TASK STATEMENT – Exactly reproduce all the records, keeping pictures out of the copy.

---- ENTRIES SHOWN

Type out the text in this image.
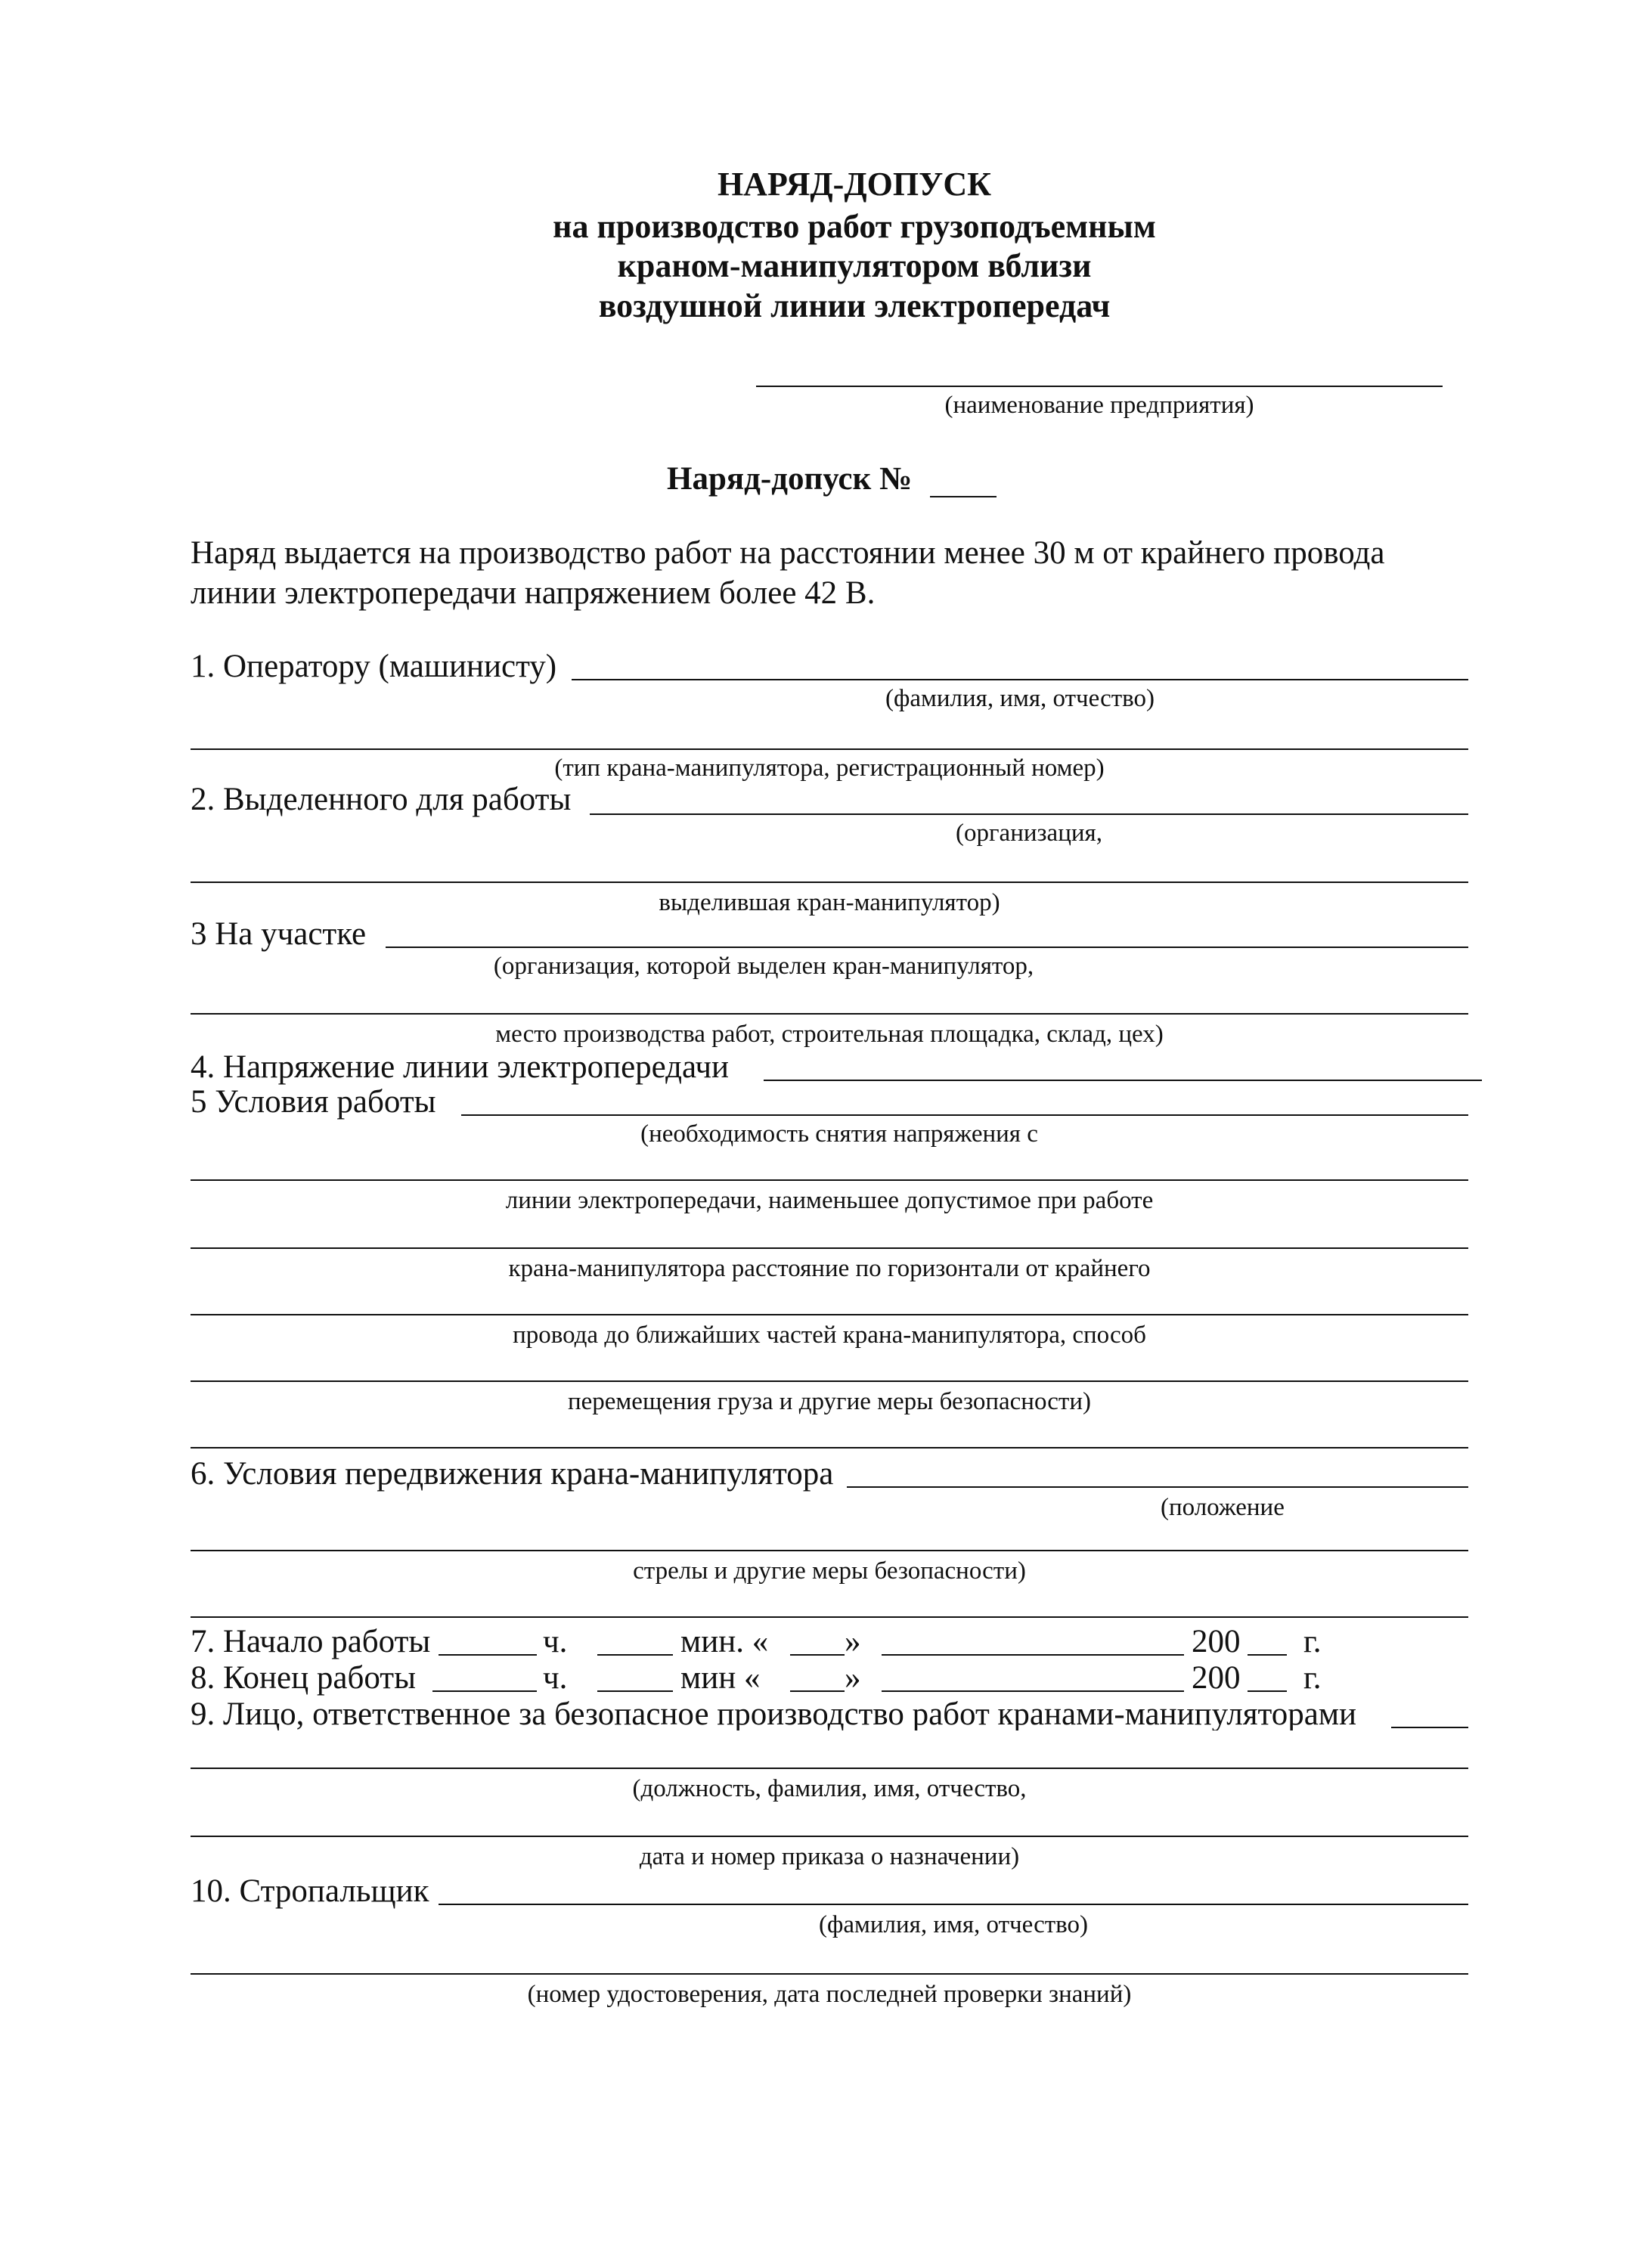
НАРЯД-ДОПУСК
на производство работ грузоподъемным
краном-манипулятором вблизи
воздушной линии электропередач
(наименование предприятия)
Наряд-допуск №
Наряд выдается на производство работ на расстоянии менее 30 м от крайнего провода
линии электропередачи напряжением более 42 В.
1. Оператору (машинисту)
(фамилия, имя, отчество)
(тип крана-манипулятора, регистрационный номер)
2. Выделенного для работы
(организация,
выделившая кран-манипулятор)
3 На участке
(организация, которой выделен кран-манипулятор,
место производства работ, строительная площадка, склад, цех)
4. Напряжение линии электропередачи
5 Условия работы
(необходимость снятия напряжения с
линии электропередачи, наименьшее допустимое при работе
крана-манипулятора расстояние по горизонтали от крайнего
провода до ближайших частей крана-манипулятора, способ
перемещения груза и другие меры безопасности)
6. Условия передвижения крана-манипулятора
(положение
стрелы и другие меры безопасности)
7. Начало работы	ч.	мин. « »	200 г.
8. Конец работы	ч.	мин «	»	200 г.
9. Лицо, ответственное за безопасное производство работ кранами-манипуляторами
(должность, фамилия, имя, отчество,
дата и номер приказа о назначении)
10. Стропальщик
(фамилия, имя, отчество)
(номер удостоверения, дата последней проверки знаний)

--------

RESULT –
Type out the text in this image.
НАРЯД-ДОПУСК
на производство работ грузоподъемным
краном-манипулятором вблизи
воздушной линии электропередач
(наименование предприятия)
Наряд-допуск №
Наряд выдается на производство работ на расстоянии менее 30 м от крайнего провода
линии электропередачи напряжением более 42 В.
1. Оператору (машинисту)
(фамилия, имя, отчество)
(тип крана-манипулятора, регистрационный номер)
2. Выделенного для работы
(организация,
выделившая кран-манипулятор)
3 На участке
(организация, которой выделен кран-манипулятор,
место производства работ, строительная площадка, склад, цех)
4. Напряжение линии электропередачи
5 Условия работы
(необходимость снятия напряжения с
линии электропередачи, наименьшее допустимое при работе
крана-манипулятора расстояние по горизонтали от крайнего
провода до ближайших частей крана-манипулятора, способ
перемещения груза и другие меры безопасности)
6. Условия передвижения крана-манипулятора
(положение
стрелы и другие меры безопасности)
7. Начало работы	ч.	мин. « »	200 г.
8. Конец работы	ч.	мин «	»	200 г.
9. Лицо, ответственное за безопасное производство работ кранами-манипуляторами
(должность, фамилия, имя, отчество,
дата и номер приказа о назначении)
10. Стропальщик
(фамилия, имя, отчество)
(номер удостоверения, дата последней проверки знаний)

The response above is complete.